Short problem:
Keep every line where the word "JSON" appears; drop the rest.

begin

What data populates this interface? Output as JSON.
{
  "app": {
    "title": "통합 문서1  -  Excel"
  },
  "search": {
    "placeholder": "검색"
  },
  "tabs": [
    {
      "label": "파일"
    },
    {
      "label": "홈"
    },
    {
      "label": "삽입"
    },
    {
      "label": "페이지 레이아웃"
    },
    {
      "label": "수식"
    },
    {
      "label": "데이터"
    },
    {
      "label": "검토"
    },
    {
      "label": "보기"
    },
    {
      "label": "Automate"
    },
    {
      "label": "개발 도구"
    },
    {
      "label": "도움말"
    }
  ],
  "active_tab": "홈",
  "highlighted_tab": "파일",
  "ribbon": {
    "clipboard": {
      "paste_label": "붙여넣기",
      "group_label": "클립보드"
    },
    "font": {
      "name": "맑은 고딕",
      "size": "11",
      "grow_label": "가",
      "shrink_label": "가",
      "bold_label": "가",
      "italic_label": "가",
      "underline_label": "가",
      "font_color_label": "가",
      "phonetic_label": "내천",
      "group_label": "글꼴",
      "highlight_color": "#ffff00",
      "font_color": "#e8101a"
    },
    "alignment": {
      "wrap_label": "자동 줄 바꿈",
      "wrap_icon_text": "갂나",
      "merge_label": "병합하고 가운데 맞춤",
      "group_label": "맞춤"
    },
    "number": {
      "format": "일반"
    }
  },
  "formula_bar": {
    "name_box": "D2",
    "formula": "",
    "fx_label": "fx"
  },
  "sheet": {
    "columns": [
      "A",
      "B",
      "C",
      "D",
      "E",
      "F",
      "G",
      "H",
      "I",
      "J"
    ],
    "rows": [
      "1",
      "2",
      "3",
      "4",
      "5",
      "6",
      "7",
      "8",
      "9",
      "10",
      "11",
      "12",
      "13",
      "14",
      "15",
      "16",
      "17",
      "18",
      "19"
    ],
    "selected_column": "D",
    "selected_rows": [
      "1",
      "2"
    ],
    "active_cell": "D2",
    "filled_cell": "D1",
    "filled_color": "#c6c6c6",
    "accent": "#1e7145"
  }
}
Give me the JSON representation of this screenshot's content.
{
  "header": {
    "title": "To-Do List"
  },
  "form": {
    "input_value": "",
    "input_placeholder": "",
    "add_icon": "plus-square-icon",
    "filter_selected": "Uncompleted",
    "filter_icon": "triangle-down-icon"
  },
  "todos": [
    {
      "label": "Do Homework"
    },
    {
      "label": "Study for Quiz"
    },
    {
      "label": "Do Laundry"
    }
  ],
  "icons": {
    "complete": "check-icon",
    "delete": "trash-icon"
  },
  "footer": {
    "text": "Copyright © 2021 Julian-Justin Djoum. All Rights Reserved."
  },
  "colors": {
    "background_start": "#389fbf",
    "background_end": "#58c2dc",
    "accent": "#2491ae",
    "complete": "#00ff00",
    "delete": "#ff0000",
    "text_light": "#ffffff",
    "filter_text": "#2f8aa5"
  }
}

end

The answer:
What data populates this interface? Output as JSON.
Give me the JSON representation of this screenshot's content.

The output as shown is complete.